• _SHORT TASK_: Pull out all lines from the listing below in which the word "место" appears.

• _RECORDS_:

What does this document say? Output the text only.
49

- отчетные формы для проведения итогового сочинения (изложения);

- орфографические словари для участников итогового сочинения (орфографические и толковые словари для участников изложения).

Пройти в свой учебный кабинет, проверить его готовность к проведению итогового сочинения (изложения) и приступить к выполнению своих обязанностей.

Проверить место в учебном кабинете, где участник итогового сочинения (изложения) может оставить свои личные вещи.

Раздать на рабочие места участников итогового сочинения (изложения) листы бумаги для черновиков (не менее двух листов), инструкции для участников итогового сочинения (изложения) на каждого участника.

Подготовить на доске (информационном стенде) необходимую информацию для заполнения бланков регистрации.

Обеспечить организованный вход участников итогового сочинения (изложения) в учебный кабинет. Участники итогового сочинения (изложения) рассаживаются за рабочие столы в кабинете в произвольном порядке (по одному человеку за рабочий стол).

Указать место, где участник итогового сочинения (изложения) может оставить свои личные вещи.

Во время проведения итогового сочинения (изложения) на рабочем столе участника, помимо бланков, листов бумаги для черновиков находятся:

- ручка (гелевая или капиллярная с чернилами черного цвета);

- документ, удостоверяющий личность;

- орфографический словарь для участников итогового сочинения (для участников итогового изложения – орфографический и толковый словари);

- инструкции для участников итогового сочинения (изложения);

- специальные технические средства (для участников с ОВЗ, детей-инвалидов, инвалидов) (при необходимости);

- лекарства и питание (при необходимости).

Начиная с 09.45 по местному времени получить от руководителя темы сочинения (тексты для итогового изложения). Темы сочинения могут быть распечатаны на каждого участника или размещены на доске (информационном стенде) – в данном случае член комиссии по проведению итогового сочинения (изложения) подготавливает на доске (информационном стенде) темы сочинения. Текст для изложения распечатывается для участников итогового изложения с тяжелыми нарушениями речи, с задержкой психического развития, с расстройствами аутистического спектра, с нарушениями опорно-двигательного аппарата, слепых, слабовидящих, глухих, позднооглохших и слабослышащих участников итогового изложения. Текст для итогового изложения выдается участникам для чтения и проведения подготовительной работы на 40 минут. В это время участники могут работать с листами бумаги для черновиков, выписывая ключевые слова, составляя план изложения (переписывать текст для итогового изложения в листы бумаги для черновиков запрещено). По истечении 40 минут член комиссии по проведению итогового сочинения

• _TASK OUTPUT_:
Проверить место в учебном кабинете, где участник итогового сочинения (изложения) может оставить свои личные вещи.
Указать место, где участник итогового сочинения (изложения) может оставить свои личные вещи.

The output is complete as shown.